- **Task directions**:
Here are some records; return them all exactly.

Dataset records
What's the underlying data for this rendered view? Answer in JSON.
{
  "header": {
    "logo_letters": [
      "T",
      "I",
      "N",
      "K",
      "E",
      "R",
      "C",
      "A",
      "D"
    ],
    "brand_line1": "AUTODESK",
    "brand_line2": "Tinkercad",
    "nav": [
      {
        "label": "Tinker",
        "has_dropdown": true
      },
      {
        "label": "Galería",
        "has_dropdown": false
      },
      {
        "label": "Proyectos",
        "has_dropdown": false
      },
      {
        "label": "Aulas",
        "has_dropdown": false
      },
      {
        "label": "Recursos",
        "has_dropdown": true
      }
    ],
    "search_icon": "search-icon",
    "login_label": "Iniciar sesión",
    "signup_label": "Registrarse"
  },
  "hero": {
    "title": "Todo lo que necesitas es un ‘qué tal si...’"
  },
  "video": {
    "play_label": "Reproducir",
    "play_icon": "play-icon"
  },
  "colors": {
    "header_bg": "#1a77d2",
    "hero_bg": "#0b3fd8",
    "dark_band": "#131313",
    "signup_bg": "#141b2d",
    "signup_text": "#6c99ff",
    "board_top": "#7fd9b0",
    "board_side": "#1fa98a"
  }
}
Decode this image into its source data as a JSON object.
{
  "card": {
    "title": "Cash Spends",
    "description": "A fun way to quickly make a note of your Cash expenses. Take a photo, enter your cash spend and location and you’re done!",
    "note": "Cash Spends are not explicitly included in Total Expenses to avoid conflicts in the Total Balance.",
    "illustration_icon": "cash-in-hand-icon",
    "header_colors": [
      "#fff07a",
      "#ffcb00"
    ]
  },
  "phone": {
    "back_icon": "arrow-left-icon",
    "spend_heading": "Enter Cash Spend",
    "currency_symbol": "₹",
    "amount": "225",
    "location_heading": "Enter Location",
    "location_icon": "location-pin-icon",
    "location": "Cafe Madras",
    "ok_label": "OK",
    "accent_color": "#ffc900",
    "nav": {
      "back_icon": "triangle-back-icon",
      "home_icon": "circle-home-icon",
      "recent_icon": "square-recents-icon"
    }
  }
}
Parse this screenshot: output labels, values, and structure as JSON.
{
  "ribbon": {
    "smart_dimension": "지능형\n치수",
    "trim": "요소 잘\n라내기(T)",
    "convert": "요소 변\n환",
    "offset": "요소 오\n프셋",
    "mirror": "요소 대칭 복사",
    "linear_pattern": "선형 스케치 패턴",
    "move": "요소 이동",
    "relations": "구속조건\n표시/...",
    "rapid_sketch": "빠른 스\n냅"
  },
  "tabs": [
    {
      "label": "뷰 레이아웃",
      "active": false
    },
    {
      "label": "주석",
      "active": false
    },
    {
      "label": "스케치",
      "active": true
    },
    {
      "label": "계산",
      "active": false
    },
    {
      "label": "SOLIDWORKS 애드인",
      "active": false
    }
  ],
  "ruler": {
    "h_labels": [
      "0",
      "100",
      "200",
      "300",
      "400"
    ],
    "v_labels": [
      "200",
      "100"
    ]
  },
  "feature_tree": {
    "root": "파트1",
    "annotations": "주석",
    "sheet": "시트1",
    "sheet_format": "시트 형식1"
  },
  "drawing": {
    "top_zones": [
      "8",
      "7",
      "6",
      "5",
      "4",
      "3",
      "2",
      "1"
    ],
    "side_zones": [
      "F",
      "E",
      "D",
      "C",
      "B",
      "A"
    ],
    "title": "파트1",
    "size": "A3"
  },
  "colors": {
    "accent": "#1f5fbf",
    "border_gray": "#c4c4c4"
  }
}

- **Solution to this task**:
What's the underlying data for this rendered view? Answer in JSON.
{
  "header": {
    "logo_letters": [
      "T",
      "I",
      "N",
      "K",
      "E",
      "R",
      "C",
      "A",
      "D"
    ],
    "brand_line1": "AUTODESK",
    "brand_line2": "Tinkercad",
    "nav": [
      {
        "label": "Tinker",
        "has_dropdown": true
      },
      {
        "label": "Galería",
        "has_dropdown": false
      },
      {
        "label": "Proyectos",
        "has_dropdown": false
      },
      {
        "label": "Aulas",
        "has_dropdown": false
      },
      {
        "label": "Recursos",
        "has_dropdown": true
      }
    ],
    "search_icon": "search-icon",
    "login_label": "Iniciar sesión",
    "signup_label": "Registrarse"
  },
  "hero": {
    "title": "Todo lo que necesitas es un ‘qué tal si...’"
  },
  "video": {
    "play_label": "Reproducir",
    "play_icon": "play-icon"
  },
  "colors": {
    "header_bg": "#1a77d2",
    "hero_bg": "#0b3fd8",
    "dark_band": "#131313",
    "signup_bg": "#141b2d",
    "signup_text": "#6c99ff",
    "board_top": "#7fd9b0",
    "board_side": "#1fa98a"
  }
}
Decode this image into its source data as a JSON object.
{
  "card": {
    "title": "Cash Spends",
    "description": "A fun way to quickly make a note of your Cash expenses. Take a photo, enter your cash spend and location and you’re done!",
    "note": "Cash Spends are not explicitly included in Total Expenses to avoid conflicts in the Total Balance.",
    "illustration_icon": "cash-in-hand-icon",
    "header_colors": [
      "#fff07a",
      "#ffcb00"
    ]
  },
  "phone": {
    "back_icon": "arrow-left-icon",
    "spend_heading": "Enter Cash Spend",
    "currency_symbol": "₹",
    "amount": "225",
    "location_heading": "Enter Location",
    "location_icon": "location-pin-icon",
    "location": "Cafe Madras",
    "ok_label": "OK",
    "accent_color": "#ffc900",
    "nav": {
      "back_icon": "triangle-back-icon",
      "home_icon": "circle-home-icon",
      "recent_icon": "square-recents-icon"
    }
  }
}
Parse this screenshot: output labels, values, and structure as JSON.
{
  "ribbon": {
    "smart_dimension": "지능형\n치수",
    "trim": "요소 잘\n라내기(T)",
    "convert": "요소 변\n환",
    "offset": "요소 오\n프셋",
    "mirror": "요소 대칭 복사",
    "linear_pattern": "선형 스케치 패턴",
    "move": "요소 이동",
    "relations": "구속조건\n표시/...",
    "rapid_sketch": "빠른 스\n냅"
  },
  "tabs": [
    {
      "label": "뷰 레이아웃",
      "active": false
    },
    {
      "label": "주석",
      "active": false
    },
    {
      "label": "스케치",
      "active": true
    },
    {
      "label": "계산",
      "active": false
    },
    {
      "label": "SOLIDWORKS 애드인",
      "active": false
    }
  ],
  "ruler": {
    "h_labels": [
      "0",
      "100",
      "200",
      "300",
      "400"
    ],
    "v_labels": [
      "200",
      "100"
    ]
  },
  "feature_tree": {
    "root": "파트1",
    "annotations": "주석",
    "sheet": "시트1",
    "sheet_format": "시트 형식1"
  },
  "drawing": {
    "top_zones": [
      "8",
      "7",
      "6",
      "5",
      "4",
      "3",
      "2",
      "1"
    ],
    "side_zones": [
      "F",
      "E",
      "D",
      "C",
      "B",
      "A"
    ],
    "title": "파트1",
    "size": "A3"
  },
  "colors": {
    "accent": "#1f5fbf",
    "border_gray": "#c4c4c4"
  }
}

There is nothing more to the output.